◆ **YOUR OBJECTIVE**
Collect every line in the records below that contains the word "roubles".

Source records
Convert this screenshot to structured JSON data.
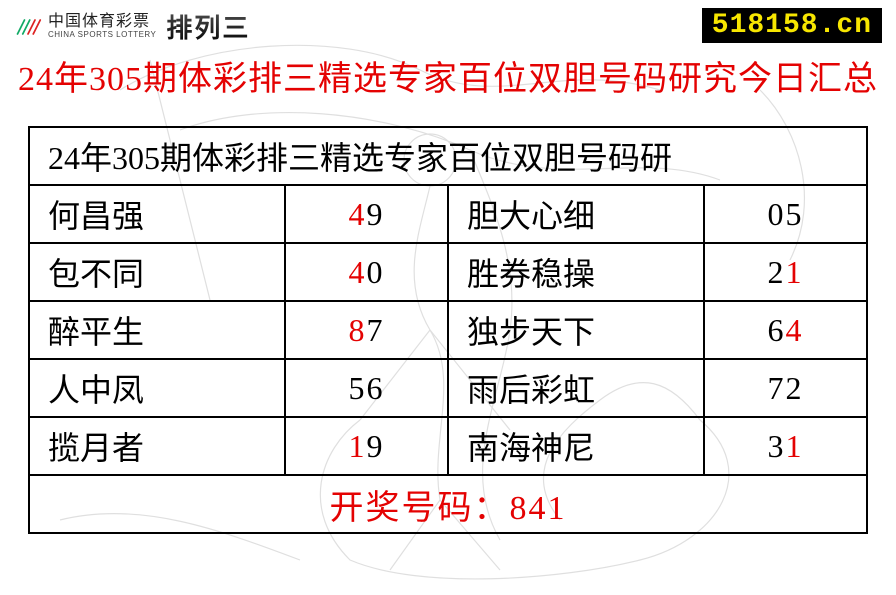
{
  "colors": {
    "red": "#e40202",
    "black": "#000000",
    "badge_bg": "#000000",
    "badge_fg": "#f7e600",
    "title": "#e40202"
  },
  "header": {
    "logo_cn": "中国体育彩票",
    "logo_en": "CHINA SPORTS LOTTERY",
    "logo_brand": "排列三",
    "site": "518158.cn"
  },
  "main_title": "24年305期体彩排三精选专家百位双胆号码研究今日汇总",
  "table": {
    "header_text": "24年305期体彩排三精选专家百位双胆号码研",
    "rows": [
      {
        "l_name": "何昌强",
        "l_d1": "4",
        "l_d2": "9",
        "r_name": "胆大心细",
        "r_d1": "0",
        "r_d2": "5"
      },
      {
        "l_name": "包不同",
        "l_d1": "4",
        "l_d2": "0",
        "r_name": "胜券稳操",
        "r_d1": "2",
        "r_d2": "1"
      },
      {
        "l_name": "醉平生",
        "l_d1": "8",
        "l_d2": "7",
        "r_name": "独步天下",
        "r_d1": "6",
        "r_d2": "4"
      },
      {
        "l_name": "人中凤",
        "l_d1": "5",
        "l_d2": "6",
        "r_name": "雨后彩虹",
        "r_d1": "7",
        "r_d2": "2"
      },
      {
        "l_name": "揽月者",
        "l_d1": "1",
        "l_d2": "9",
        "r_name": "南海神尼",
        "r_d1": "3",
        "r_d2": "1"
      }
    ],
    "hit_digits": [
      "8",
      "4",
      "1"
    ],
    "result_label": "开奖号码：",
    "result_number": "841"
  },
  "fonts": {
    "title_size": 34,
    "cell_size": 32,
    "result_size": 34
  }
}
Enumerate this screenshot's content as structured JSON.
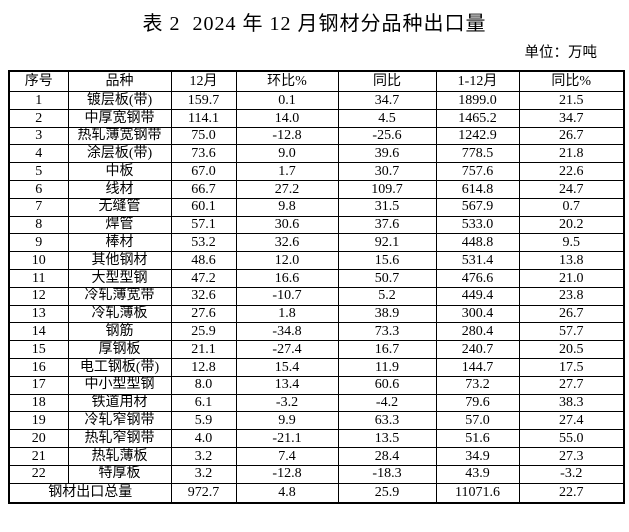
{
  "title": "表 2  2024 年 12 月钢材分品种出口量",
  "unit": "单位：万吨",
  "table": {
    "columns": [
      "序号",
      "品种",
      "12月",
      "环比%",
      "同比",
      "1-12月",
      "同比%"
    ],
    "rows": [
      {
        "no": "1",
        "name": "镀层板(带)",
        "values": [
          "159.7",
          "0.1",
          "34.7",
          "1899.0",
          "21.5"
        ]
      },
      {
        "no": "2",
        "name": "中厚宽钢带",
        "values": [
          "114.1",
          "14.0",
          "4.5",
          "1465.2",
          "34.7"
        ]
      },
      {
        "no": "3",
        "name": "热轧薄宽钢带",
        "values": [
          "75.0",
          "-12.8",
          "-25.6",
          "1242.9",
          "26.7"
        ]
      },
      {
        "no": "4",
        "name": "涂层板(带)",
        "values": [
          "73.6",
          "9.0",
          "39.6",
          "778.5",
          "21.8"
        ]
      },
      {
        "no": "5",
        "name": "中板",
        "values": [
          "67.0",
          "1.7",
          "30.7",
          "757.6",
          "22.6"
        ]
      },
      {
        "no": "6",
        "name": "线材",
        "values": [
          "66.7",
          "27.2",
          "109.7",
          "614.8",
          "24.7"
        ]
      },
      {
        "no": "7",
        "name": "无缝管",
        "values": [
          "60.1",
          "9.8",
          "31.5",
          "567.9",
          "0.7"
        ]
      },
      {
        "no": "8",
        "name": "焊管",
        "values": [
          "57.1",
          "30.6",
          "37.6",
          "533.0",
          "20.2"
        ]
      },
      {
        "no": "9",
        "name": "棒材",
        "values": [
          "53.2",
          "32.6",
          "92.1",
          "448.8",
          "9.5"
        ]
      },
      {
        "no": "10",
        "name": "其他钢材",
        "values": [
          "48.6",
          "12.0",
          "15.6",
          "531.4",
          "13.8"
        ]
      },
      {
        "no": "11",
        "name": "大型型钢",
        "values": [
          "47.2",
          "16.6",
          "50.7",
          "476.6",
          "21.0"
        ]
      },
      {
        "no": "12",
        "name": "冷轧薄宽带",
        "values": [
          "32.6",
          "-10.7",
          "5.2",
          "449.4",
          "23.8"
        ]
      },
      {
        "no": "13",
        "name": "冷轧薄板",
        "values": [
          "27.6",
          "1.8",
          "38.9",
          "300.4",
          "26.7"
        ]
      },
      {
        "no": "14",
        "name": "钢筋",
        "values": [
          "25.9",
          "-34.8",
          "73.3",
          "280.4",
          "57.7"
        ]
      },
      {
        "no": "15",
        "name": "厚钢板",
        "values": [
          "21.1",
          "-27.4",
          "16.7",
          "240.7",
          "20.5"
        ]
      },
      {
        "no": "16",
        "name": "电工钢板(带)",
        "values": [
          "12.8",
          "15.4",
          "11.9",
          "144.7",
          "17.5"
        ]
      },
      {
        "no": "17",
        "name": "中小型型钢",
        "values": [
          "8.0",
          "13.4",
          "60.6",
          "73.2",
          "27.7"
        ]
      },
      {
        "no": "18",
        "name": "铁道用材",
        "values": [
          "6.1",
          "-3.2",
          "-4.2",
          "79.6",
          "38.3"
        ]
      },
      {
        "no": "19",
        "name": "冷轧窄钢带",
        "values": [
          "5.9",
          "9.9",
          "63.3",
          "57.0",
          "27.4"
        ]
      },
      {
        "no": "20",
        "name": "热轧窄钢带",
        "values": [
          "4.0",
          "-21.1",
          "13.5",
          "51.6",
          "55.0"
        ]
      },
      {
        "no": "21",
        "name": "热轧薄板",
        "values": [
          "3.2",
          "7.4",
          "28.4",
          "34.9",
          "27.3"
        ]
      },
      {
        "no": "22",
        "name": "特厚板",
        "values": [
          "3.2",
          "-12.8",
          "-18.3",
          "43.9",
          "-3.2"
        ]
      }
    ],
    "total": {
      "label": "钢材出口总量",
      "values": [
        "972.7",
        "4.8",
        "25.9",
        "11071.6",
        "22.7"
      ]
    }
  }
}
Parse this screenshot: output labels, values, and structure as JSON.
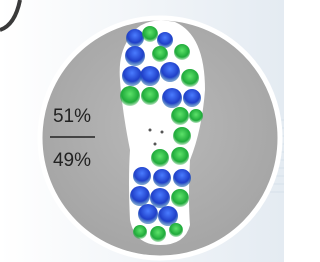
{
  "upper_value": "51%",
  "lower_value": "49%"
}
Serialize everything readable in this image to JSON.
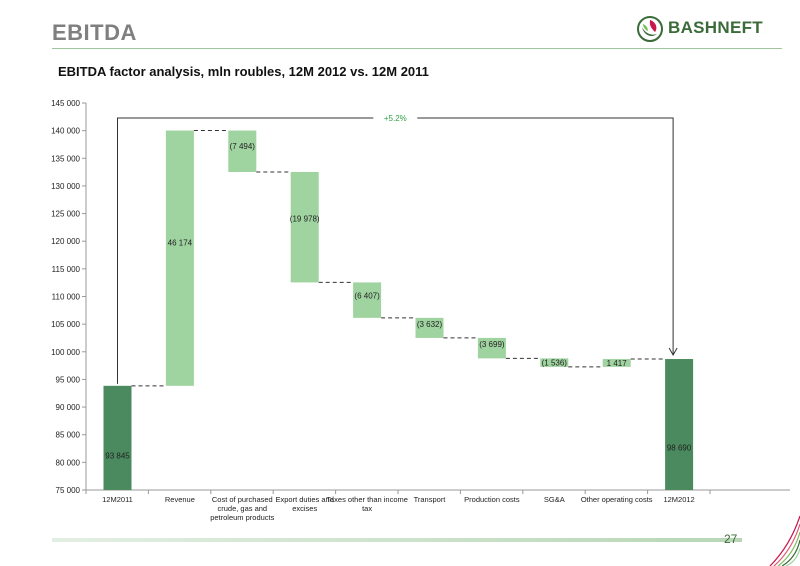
{
  "header": {
    "title": "EBITDA",
    "subtitle": "EBITDA factor analysis, mln roubles, 12M 2012 vs. 12M 2011",
    "logo_text": "BASHNEFT"
  },
  "footer": {
    "page_number": "27"
  },
  "colors": {
    "total_bar": "#4a8a5e",
    "change_bar": "#9fd39f",
    "logo_green": "#3a6b38",
    "logo_red": "#c8174a",
    "annotation_green": "#2e9e44"
  },
  "chart_data": {
    "type": "bar",
    "subtype": "waterfall",
    "title": "EBITDA factor analysis, mln roubles, 12M 2012 vs. 12M 2011",
    "categories": [
      "12M2011",
      "Revenue",
      "Cost of purchased crude, gas and petroleum products",
      "Export duties and excises",
      "Taxes other than income tax",
      "Transport",
      "Production costs",
      "SG&A",
      "Other operating costs",
      "12M2012"
    ],
    "values": [
      93845,
      46174,
      -7494,
      -19978,
      -6407,
      -3632,
      -3699,
      -1536,
      1417,
      98690
    ],
    "bar_kinds": [
      "total",
      "change",
      "change",
      "change",
      "change",
      "change",
      "change",
      "change",
      "change",
      "total"
    ],
    "data_labels": [
      "93 845",
      "46 174",
      "(7 494)",
      "(19 978)",
      "(6 407)",
      "(3 632)",
      "(3 699)",
      "(1 536)",
      "1 417",
      "98 690"
    ],
    "ylim": [
      75000,
      145000
    ],
    "yticks": [
      75000,
      80000,
      85000,
      90000,
      95000,
      100000,
      105000,
      110000,
      115000,
      120000,
      125000,
      130000,
      135000,
      140000,
      145000
    ],
    "ytick_labels": [
      "75 000",
      "80 000",
      "85 000",
      "90 000",
      "95 000",
      "100 000",
      "105 000",
      "110 000",
      "115 000",
      "120 000",
      "125 000",
      "130 000",
      "135 000",
      "140 000",
      "145 000"
    ],
    "xtick_lines": [
      [
        "12M2011"
      ],
      [
        "Revenue"
      ],
      [
        "Cost of purchased",
        "crude, gas and",
        "petroleum products"
      ],
      [
        "Export duties and",
        "excises"
      ],
      [
        "Taxes other than income",
        "tax"
      ],
      [
        "Transport"
      ],
      [
        "Production costs"
      ],
      [
        "SG&A"
      ],
      [
        "Other operating costs"
      ],
      [
        "12M2012"
      ]
    ],
    "annotation": "+5.2%",
    "grid": false,
    "legend": "none"
  }
}
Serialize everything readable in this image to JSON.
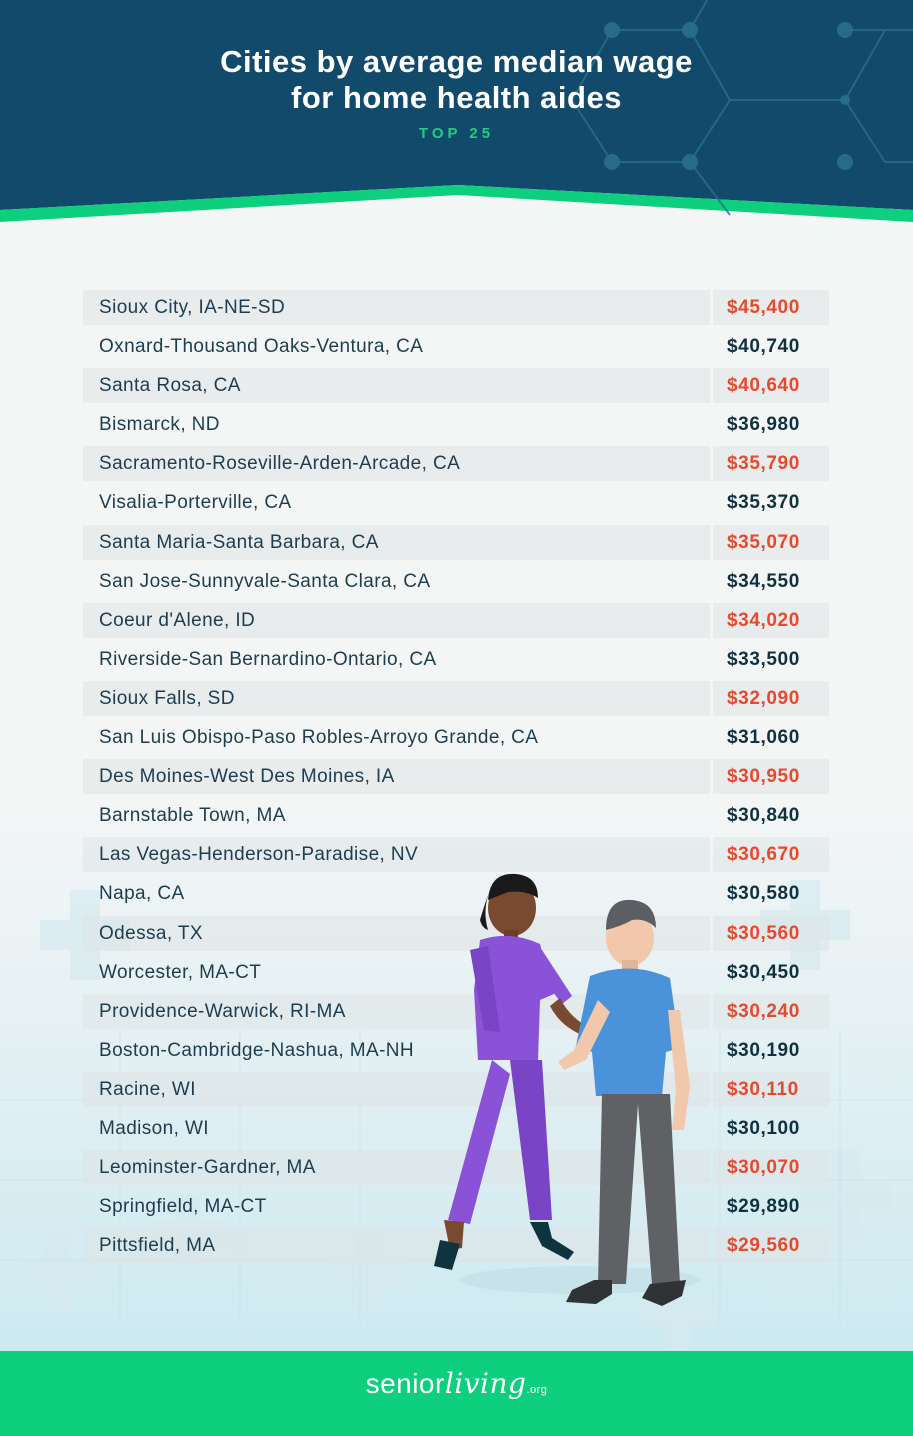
{
  "header": {
    "title": "Cities by average median wage\nfor home health aides",
    "subtitle": "TOP 25"
  },
  "colors": {
    "header_bg": "#124a6b",
    "accent_green": "#0ecf7d",
    "value_red": "#e8492c",
    "value_dark": "#10313f",
    "text_dark": "#1d3d4f"
  },
  "chart_data": {
    "type": "table",
    "title": "Cities by average median wage for home health aides",
    "subtitle": "TOP 25",
    "rows": [
      {
        "city": "Sioux City, IA-NE-SD",
        "wage": "$45,400",
        "value": 45400
      },
      {
        "city": "Oxnard-Thousand Oaks-Ventura, CA",
        "wage": "$40,740",
        "value": 40740
      },
      {
        "city": "Santa Rosa, CA",
        "wage": "$40,640",
        "value": 40640
      },
      {
        "city": "Bismarck, ND",
        "wage": "$36,980",
        "value": 36980
      },
      {
        "city": "Sacramento-Roseville-Arden-Arcade, CA",
        "wage": "$35,790",
        "value": 35790
      },
      {
        "city": "Visalia-Porterville, CA",
        "wage": "$35,370",
        "value": 35370
      },
      {
        "city": "Santa Maria-Santa Barbara, CA",
        "wage": "$35,070",
        "value": 35070
      },
      {
        "city": "San Jose-Sunnyvale-Santa Clara, CA",
        "wage": "$34,550",
        "value": 34550
      },
      {
        "city": "Coeur d'Alene, ID",
        "wage": "$34,020",
        "value": 34020
      },
      {
        "city": "Riverside-San Bernardino-Ontario, CA",
        "wage": "$33,500",
        "value": 33500
      },
      {
        "city": "Sioux Falls, SD",
        "wage": "$32,090",
        "value": 32090
      },
      {
        "city": "San Luis Obispo-Paso Robles-Arroyo Grande, CA",
        "wage": "$31,060",
        "value": 31060
      },
      {
        "city": "Des Moines-West Des Moines, IA",
        "wage": "$30,950",
        "value": 30950
      },
      {
        "city": "Barnstable Town, MA",
        "wage": "$30,840",
        "value": 30840
      },
      {
        "city": "Las Vegas-Henderson-Paradise, NV",
        "wage": "$30,670",
        "value": 30670
      },
      {
        "city": "Napa, CA",
        "wage": "$30,580",
        "value": 30580
      },
      {
        "city": "Odessa, TX",
        "wage": "$30,560",
        "value": 30560
      },
      {
        "city": "Worcester, MA-CT",
        "wage": "$30,450",
        "value": 30450
      },
      {
        "city": "Providence-Warwick, RI-MA",
        "wage": "$30,240",
        "value": 30240
      },
      {
        "city": "Boston-Cambridge-Nashua, MA-NH",
        "wage": "$30,190",
        "value": 30190
      },
      {
        "city": "Racine, WI",
        "wage": "$30,110",
        "value": 30110
      },
      {
        "city": "Madison, WI",
        "wage": "$30,100",
        "value": 30100
      },
      {
        "city": "Leominster-Gardner, MA",
        "wage": "$30,070",
        "value": 30070
      },
      {
        "city": "Springfield, MA-CT",
        "wage": "$29,890",
        "value": 29890
      },
      {
        "city": "Pittsfield, MA",
        "wage": "$29,560",
        "value": 29560
      }
    ]
  },
  "footer": {
    "logo_main": "senior",
    "logo_script": "living",
    "logo_tld": ".org"
  }
}
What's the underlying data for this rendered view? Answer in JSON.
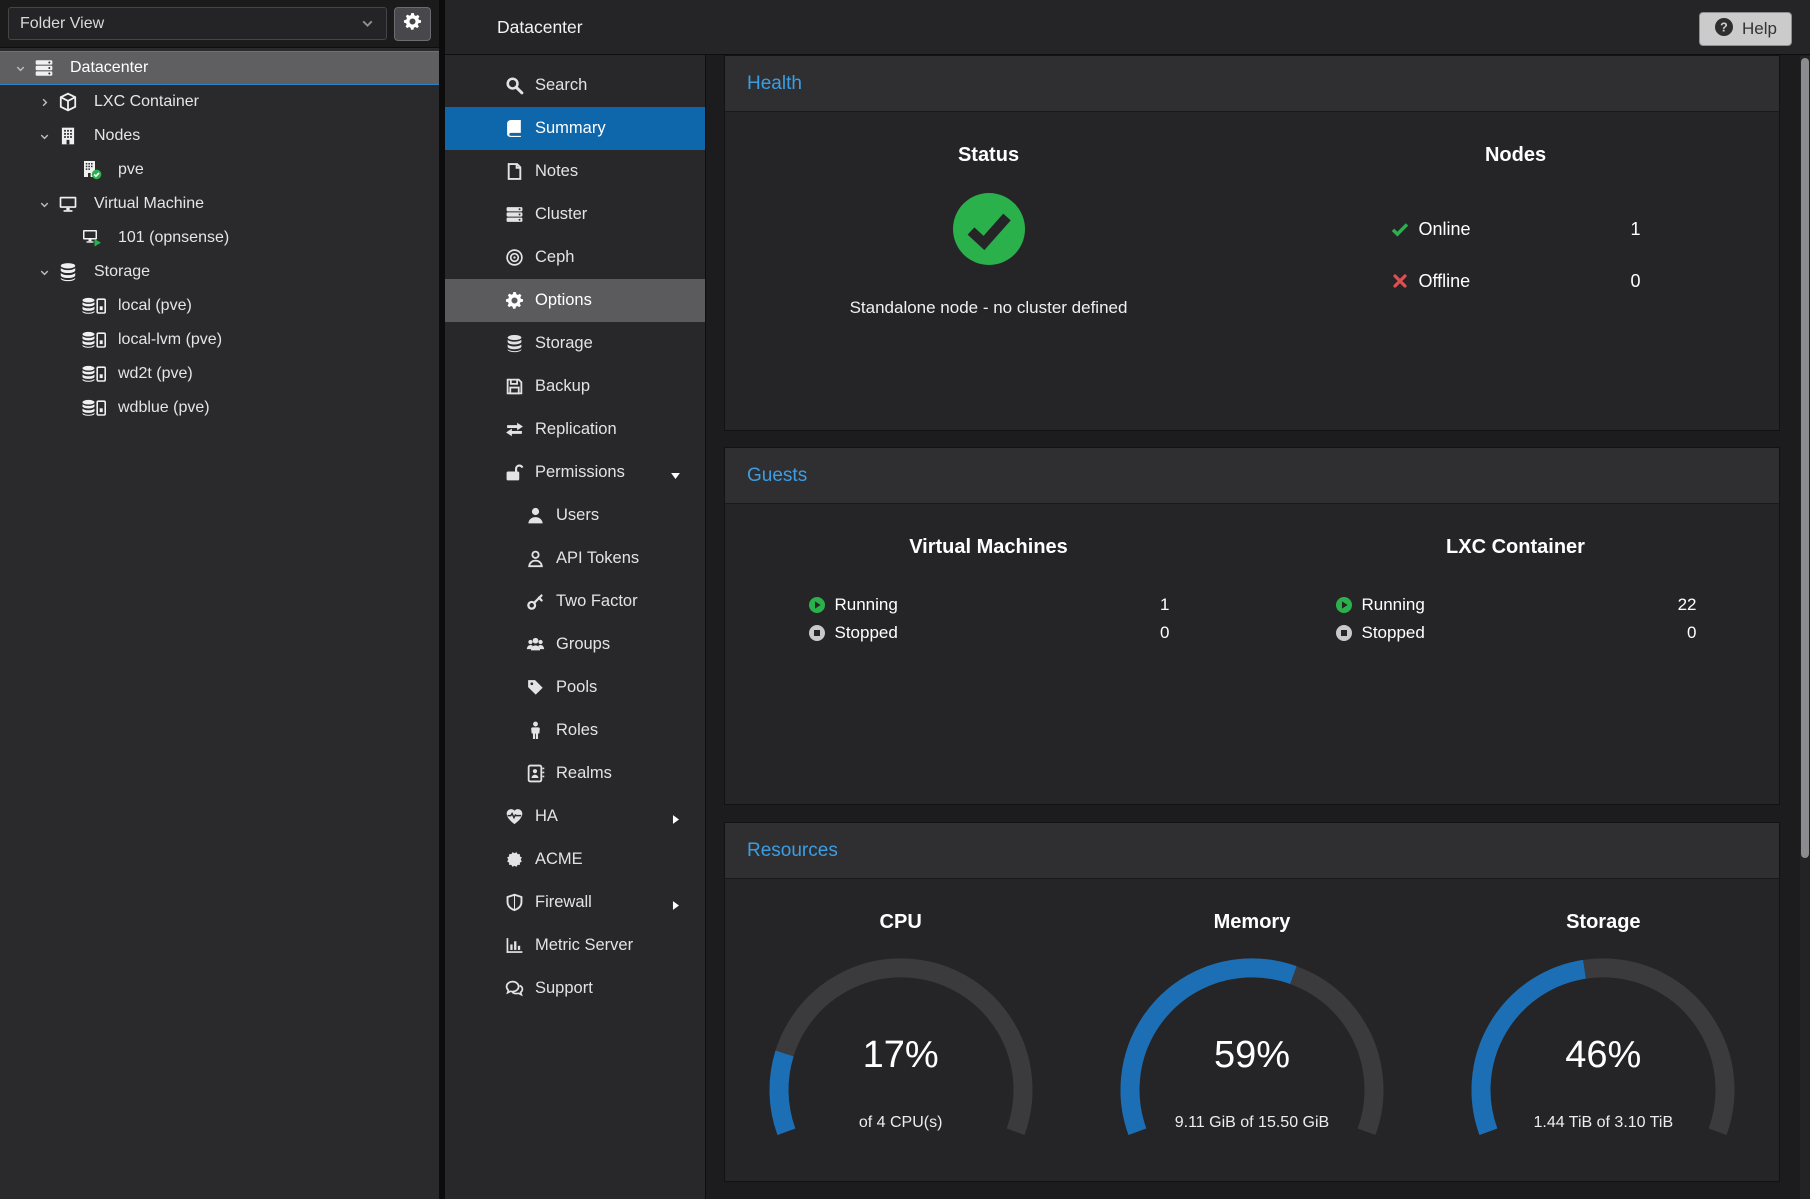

◆ **WRITTEN RESPONSE**
    "subtitle": "EBITDA factor analysis, mln roubles, 12M 2012 vs. 12M 2011",
    "title": "EBITDA factor analysis, mln roubles, 12M 2012 vs. 12M 2011",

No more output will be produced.